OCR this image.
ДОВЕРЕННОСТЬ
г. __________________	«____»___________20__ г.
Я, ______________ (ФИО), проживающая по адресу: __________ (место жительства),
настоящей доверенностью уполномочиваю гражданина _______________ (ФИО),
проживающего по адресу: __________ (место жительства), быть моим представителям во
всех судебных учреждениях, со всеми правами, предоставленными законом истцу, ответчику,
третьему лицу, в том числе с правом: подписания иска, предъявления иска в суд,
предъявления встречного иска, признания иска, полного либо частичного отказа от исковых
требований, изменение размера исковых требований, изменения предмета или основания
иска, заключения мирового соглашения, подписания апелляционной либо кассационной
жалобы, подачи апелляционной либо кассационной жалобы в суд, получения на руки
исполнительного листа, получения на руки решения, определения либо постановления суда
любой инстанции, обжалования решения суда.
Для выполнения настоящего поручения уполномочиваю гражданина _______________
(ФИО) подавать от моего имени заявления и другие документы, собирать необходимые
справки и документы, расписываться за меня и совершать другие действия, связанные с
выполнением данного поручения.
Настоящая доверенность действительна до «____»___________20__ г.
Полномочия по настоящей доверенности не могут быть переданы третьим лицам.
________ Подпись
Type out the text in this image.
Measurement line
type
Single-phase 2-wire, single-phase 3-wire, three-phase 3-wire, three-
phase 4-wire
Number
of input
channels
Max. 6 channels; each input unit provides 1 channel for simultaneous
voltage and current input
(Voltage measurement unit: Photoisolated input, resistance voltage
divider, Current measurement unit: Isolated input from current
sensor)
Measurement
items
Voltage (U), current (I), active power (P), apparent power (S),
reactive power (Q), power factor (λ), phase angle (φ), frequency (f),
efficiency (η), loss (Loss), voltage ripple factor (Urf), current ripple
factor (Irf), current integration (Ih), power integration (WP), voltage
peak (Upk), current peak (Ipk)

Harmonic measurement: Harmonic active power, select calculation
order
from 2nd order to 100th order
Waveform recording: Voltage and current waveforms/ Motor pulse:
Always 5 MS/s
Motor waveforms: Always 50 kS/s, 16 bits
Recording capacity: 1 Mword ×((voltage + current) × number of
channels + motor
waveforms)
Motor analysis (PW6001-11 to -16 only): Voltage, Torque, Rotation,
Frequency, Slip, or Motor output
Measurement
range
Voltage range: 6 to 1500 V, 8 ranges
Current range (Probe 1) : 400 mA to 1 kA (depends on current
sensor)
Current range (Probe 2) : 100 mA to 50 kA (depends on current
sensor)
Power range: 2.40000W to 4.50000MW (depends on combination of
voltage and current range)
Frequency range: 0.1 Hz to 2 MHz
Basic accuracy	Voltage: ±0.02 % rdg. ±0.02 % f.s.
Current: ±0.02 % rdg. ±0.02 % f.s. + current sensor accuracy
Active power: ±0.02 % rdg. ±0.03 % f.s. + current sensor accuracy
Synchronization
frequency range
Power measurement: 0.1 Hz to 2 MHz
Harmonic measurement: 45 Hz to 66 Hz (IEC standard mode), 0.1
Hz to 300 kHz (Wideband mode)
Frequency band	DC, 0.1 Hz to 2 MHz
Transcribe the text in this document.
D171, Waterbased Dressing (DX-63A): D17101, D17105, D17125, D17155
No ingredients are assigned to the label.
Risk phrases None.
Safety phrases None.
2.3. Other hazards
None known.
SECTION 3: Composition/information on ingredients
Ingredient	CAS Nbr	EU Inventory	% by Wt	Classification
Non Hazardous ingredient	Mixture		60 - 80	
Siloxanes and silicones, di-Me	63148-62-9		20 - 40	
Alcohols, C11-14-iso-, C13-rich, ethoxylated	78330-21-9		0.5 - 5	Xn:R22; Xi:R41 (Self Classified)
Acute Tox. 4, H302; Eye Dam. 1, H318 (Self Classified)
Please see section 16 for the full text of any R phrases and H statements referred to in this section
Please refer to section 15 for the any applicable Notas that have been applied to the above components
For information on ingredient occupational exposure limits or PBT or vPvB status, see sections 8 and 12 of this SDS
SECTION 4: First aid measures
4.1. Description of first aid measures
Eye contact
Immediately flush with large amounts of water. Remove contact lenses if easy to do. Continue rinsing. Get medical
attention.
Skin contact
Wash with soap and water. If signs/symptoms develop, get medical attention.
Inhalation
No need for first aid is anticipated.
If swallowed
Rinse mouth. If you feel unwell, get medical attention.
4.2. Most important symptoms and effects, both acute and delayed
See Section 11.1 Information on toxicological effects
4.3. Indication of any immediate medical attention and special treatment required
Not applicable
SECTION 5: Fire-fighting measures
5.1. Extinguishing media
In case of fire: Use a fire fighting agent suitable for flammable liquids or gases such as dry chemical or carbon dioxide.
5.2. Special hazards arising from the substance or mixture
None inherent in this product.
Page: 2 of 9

= = = = = = =

*EXERCISE INSTRUCTIONS*
Determine the number of lines in the listing that hold the word "иска", and supply that number and nothing further.

*SOLUTION TO THE PROBLEM*
3